Objective: Which lines include the word "distance"? Copy each of them.

Provided records:
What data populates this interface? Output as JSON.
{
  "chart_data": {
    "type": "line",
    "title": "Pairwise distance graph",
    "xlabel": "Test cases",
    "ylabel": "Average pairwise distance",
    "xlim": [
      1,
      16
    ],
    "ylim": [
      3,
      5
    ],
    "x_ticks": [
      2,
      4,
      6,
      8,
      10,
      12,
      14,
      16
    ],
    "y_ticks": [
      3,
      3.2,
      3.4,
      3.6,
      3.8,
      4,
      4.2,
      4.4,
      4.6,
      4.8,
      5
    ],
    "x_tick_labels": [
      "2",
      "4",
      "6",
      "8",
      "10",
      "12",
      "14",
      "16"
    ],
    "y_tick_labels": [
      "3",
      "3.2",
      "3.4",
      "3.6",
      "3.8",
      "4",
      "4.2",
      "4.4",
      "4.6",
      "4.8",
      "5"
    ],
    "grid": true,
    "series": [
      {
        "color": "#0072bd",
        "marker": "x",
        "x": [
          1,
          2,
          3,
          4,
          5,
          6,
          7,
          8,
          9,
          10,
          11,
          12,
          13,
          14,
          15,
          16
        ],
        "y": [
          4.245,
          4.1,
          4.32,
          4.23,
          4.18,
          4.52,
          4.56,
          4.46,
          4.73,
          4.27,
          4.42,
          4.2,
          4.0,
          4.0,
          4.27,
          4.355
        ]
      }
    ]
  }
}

Exercise solution:
    "title": "Pairwise distance graph",
    "ylabel": "Average pairwise distance",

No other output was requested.